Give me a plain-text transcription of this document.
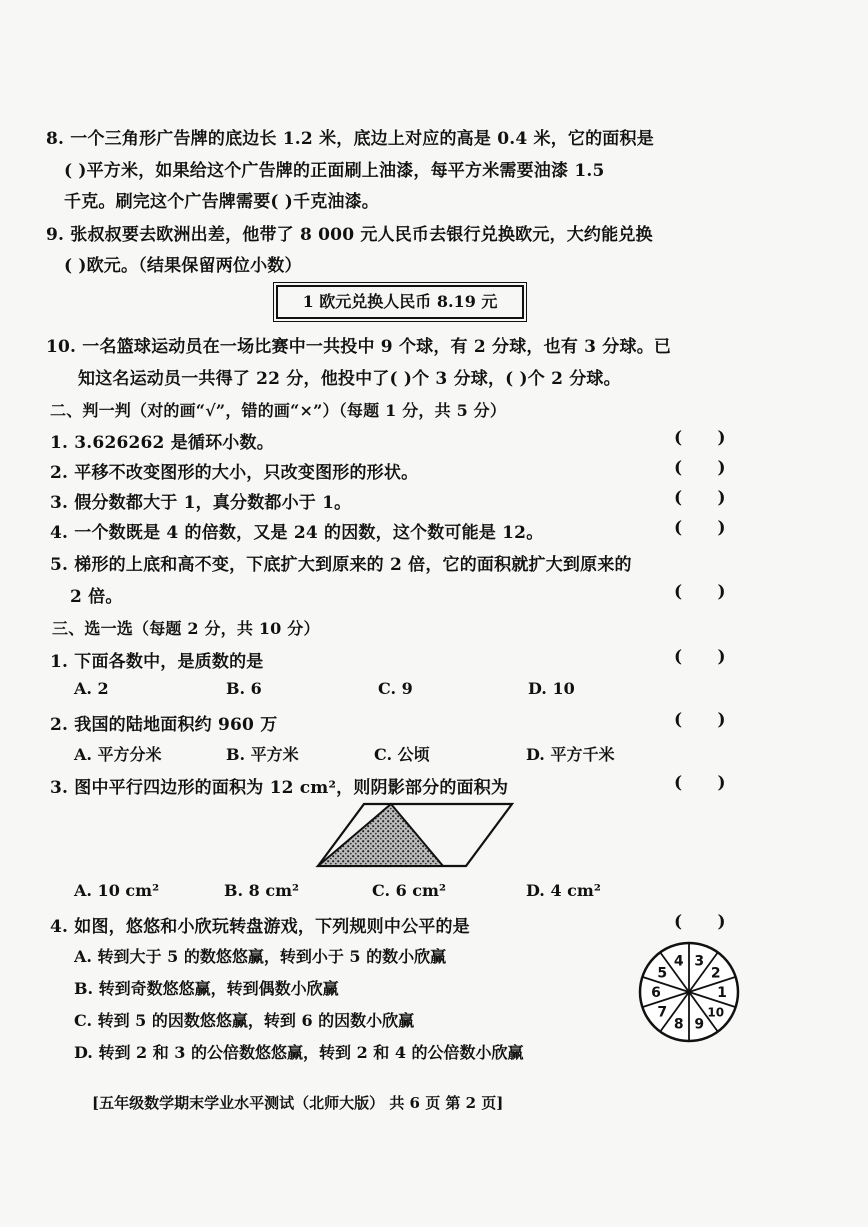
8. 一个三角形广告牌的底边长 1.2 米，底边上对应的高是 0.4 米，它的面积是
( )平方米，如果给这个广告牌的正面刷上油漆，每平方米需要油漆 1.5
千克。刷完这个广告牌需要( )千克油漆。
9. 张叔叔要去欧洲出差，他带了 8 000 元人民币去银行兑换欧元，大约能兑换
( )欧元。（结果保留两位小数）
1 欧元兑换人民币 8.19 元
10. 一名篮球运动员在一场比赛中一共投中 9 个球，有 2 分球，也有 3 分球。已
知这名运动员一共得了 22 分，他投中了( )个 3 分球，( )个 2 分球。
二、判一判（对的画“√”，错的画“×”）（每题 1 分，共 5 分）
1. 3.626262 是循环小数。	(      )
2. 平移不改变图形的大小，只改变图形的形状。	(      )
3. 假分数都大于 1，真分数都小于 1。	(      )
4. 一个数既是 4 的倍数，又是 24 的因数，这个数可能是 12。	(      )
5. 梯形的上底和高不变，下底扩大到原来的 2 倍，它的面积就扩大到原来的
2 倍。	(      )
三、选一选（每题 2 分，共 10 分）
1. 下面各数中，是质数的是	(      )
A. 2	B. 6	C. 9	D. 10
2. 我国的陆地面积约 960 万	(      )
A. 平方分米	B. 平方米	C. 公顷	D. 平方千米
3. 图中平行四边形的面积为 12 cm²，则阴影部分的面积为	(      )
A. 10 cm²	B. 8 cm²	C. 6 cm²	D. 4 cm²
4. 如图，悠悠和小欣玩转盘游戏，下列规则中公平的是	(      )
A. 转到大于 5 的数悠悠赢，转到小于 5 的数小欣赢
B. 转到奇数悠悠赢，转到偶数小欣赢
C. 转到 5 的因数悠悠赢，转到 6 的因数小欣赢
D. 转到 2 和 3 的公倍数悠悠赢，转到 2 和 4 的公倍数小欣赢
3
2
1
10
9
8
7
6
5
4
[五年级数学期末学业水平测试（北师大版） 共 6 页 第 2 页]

★ ★ ★

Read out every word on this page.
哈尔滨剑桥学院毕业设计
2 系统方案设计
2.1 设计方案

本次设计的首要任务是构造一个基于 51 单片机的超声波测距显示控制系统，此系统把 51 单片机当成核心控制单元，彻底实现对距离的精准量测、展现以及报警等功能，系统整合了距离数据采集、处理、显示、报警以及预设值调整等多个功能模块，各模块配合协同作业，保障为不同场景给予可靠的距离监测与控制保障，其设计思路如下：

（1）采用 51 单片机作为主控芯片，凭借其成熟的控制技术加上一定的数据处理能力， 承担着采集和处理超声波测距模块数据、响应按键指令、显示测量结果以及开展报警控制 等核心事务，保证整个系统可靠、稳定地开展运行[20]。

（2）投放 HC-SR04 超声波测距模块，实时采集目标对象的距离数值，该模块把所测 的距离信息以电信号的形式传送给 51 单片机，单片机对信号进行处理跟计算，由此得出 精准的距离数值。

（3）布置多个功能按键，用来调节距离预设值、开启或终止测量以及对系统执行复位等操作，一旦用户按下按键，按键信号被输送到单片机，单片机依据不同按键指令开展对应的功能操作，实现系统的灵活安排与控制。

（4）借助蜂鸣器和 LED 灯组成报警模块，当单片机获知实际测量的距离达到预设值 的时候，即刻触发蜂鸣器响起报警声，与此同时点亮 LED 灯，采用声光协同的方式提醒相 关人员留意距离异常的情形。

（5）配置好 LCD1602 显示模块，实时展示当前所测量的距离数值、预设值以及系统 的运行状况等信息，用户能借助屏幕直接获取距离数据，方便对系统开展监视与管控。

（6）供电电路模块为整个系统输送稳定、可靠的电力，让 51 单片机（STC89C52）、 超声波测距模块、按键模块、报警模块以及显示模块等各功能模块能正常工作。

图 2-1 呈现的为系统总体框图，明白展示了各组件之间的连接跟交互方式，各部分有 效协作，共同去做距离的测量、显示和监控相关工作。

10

★ ★ ★

▸ **REQUIRED WORK**: Where a line holds the string "this", copy that line.

▸ **ANSWER BELOW**:
Give me a plain-text transcription of this document.
Read out every word on this page.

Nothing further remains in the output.